# [Directions for this task]
Every entry that follows needs to be repeated exactly.

※

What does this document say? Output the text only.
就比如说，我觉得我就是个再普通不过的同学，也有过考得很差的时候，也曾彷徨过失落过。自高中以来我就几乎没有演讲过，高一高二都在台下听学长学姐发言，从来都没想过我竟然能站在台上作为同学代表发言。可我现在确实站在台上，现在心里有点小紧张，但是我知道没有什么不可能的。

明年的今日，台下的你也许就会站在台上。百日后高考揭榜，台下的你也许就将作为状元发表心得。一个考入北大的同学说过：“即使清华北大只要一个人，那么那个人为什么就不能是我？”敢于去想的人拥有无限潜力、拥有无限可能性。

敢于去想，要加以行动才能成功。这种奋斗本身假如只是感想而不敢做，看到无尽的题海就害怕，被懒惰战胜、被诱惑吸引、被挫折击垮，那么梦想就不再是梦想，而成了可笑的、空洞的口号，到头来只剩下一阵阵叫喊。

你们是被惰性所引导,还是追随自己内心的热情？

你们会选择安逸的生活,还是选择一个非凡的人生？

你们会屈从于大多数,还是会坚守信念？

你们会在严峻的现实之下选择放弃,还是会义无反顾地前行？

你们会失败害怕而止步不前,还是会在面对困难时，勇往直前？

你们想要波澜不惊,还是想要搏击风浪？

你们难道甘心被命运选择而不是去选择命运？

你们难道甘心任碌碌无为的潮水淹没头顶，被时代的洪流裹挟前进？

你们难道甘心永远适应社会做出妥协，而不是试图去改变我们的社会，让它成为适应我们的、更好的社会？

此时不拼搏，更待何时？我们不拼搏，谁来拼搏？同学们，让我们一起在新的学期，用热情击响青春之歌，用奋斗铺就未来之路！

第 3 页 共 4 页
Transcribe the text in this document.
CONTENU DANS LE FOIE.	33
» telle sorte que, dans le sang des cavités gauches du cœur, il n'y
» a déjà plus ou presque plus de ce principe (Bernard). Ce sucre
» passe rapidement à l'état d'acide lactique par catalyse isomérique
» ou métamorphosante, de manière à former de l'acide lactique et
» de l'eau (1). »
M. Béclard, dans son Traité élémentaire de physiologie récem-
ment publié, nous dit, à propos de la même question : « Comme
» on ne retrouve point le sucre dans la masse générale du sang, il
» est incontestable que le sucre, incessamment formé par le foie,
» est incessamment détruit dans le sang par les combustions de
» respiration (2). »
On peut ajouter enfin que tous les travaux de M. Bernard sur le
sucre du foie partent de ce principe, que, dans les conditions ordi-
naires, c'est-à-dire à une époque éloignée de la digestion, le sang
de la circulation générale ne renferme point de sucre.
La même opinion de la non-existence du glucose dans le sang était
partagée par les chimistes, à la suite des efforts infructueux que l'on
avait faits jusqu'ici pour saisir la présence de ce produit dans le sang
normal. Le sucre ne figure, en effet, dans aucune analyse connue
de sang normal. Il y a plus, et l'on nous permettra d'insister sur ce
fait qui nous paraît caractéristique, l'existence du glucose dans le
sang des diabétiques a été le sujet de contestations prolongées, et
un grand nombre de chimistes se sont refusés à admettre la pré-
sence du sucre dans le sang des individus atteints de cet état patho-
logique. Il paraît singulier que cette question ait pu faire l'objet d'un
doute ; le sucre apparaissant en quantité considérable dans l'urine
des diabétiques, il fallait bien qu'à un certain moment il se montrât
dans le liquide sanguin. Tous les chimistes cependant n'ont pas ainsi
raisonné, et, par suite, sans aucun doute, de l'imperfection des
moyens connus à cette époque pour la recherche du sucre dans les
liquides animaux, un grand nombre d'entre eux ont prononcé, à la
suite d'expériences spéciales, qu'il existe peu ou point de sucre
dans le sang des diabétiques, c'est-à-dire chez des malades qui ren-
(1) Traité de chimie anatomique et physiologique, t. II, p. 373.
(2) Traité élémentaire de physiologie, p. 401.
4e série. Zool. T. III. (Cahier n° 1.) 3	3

※

# [In response]
What does this document say? Output the text only.
就比如说，我觉得我就是个再普通不过的同学，也有过考得很差的时候，也曾彷徨过失落过。自高中以来我就几乎没有演讲过，高一高二都在台下听学长学姐发言，从来都没想过我竟然能站在台上作为同学代表发言。可我现在确实站在台上，现在心里有点小紧张，但是我知道没有什么不可能的。

明年的今日，台下的你也许就会站在台上。百日后高考揭榜，台下的你也许就将作为状元发表心得。一个考入北大的同学说过：“即使清华北大只要一个人，那么那个人为什么就不能是我？”敢于去想的人拥有无限潜力、拥有无限可能性。

敢于去想，要加以行动才能成功。这种奋斗本身假如只是感想而不敢做，看到无尽的题海就害怕，被懒惰战胜、被诱惑吸引、被挫折击垮，那么梦想就不再是梦想，而成了可笑的、空洞的口号，到头来只剩下一阵阵叫喊。

你们是被惰性所引导,还是追随自己内心的热情？

你们会选择安逸的生活,还是选择一个非凡的人生？

你们会屈从于大多数,还是会坚守信念？

你们会在严峻的现实之下选择放弃,还是会义无反顾地前行？

你们会失败害怕而止步不前,还是会在面对困难时，勇往直前？

你们想要波澜不惊,还是想要搏击风浪？

你们难道甘心被命运选择而不是去选择命运？

你们难道甘心任碌碌无为的潮水淹没头顶，被时代的洪流裹挟前进？

你们难道甘心永远适应社会做出妥协，而不是试图去改变我们的社会，让它成为适应我们的、更好的社会？

此时不拼搏，更待何时？我们不拼搏，谁来拼搏？同学们，让我们一起在新的学期，用热情击响青春之歌，用奋斗铺就未来之路！

第 3 页 共 4 页
Transcribe the text in this document.
CONTENU DANS LE FOIE.	33
» telle sorte que, dans le sang des cavités gauches du cœur, il n'y
» a déjà plus ou presque plus de ce principe (Bernard). Ce sucre
» passe rapidement à l'état d'acide lactique par catalyse isomérique
» ou métamorphosante, de manière à former de l'acide lactique et
» de l'eau (1). »
M. Béclard, dans son Traité élémentaire de physiologie récem-
ment publié, nous dit, à propos de la même question : « Comme
» on ne retrouve point le sucre dans la masse générale du sang, il
» est incontestable que le sucre, incessamment formé par le foie,
» est incessamment détruit dans le sang par les combustions de
» respiration (2). »
On peut ajouter enfin que tous les travaux de M. Bernard sur le
sucre du foie partent de ce principe, que, dans les conditions ordi-
naires, c'est-à-dire à une époque éloignée de la digestion, le sang
de la circulation générale ne renferme point de sucre.
La même opinion de la non-existence du glucose dans le sang était
partagée par les chimistes, à la suite des efforts infructueux que l'on
avait faits jusqu'ici pour saisir la présence de ce produit dans le sang
normal. Le sucre ne figure, en effet, dans aucune analyse connue
de sang normal. Il y a plus, et l'on nous permettra d'insister sur ce
fait qui nous paraît caractéristique, l'existence du glucose dans le
sang des diabétiques a été le sujet de contestations prolongées, et
un grand nombre de chimistes se sont refusés à admettre la pré-
sence du sucre dans le sang des individus atteints de cet état patho-
logique. Il paraît singulier que cette question ait pu faire l'objet d'un
doute ; le sucre apparaissant en quantité considérable dans l'urine
des diabétiques, il fallait bien qu'à un certain moment il se montrât
dans le liquide sanguin. Tous les chimistes cependant n'ont pas ainsi
raisonné, et, par suite, sans aucun doute, de l'imperfection des
moyens connus à cette époque pour la recherche du sucre dans les
liquides animaux, un grand nombre d'entre eux ont prononcé, à la
suite d'expériences spéciales, qu'il existe peu ou point de sucre
dans le sang des diabétiques, c'est-à-dire chez des malades qui ren-
(1) Traité de chimie anatomique et physiologique, t. II, p. 373.
(2) Traité élémentaire de physiologie, p. 401.
4e série. Zool. T. III. (Cahier n° 1.) 3	3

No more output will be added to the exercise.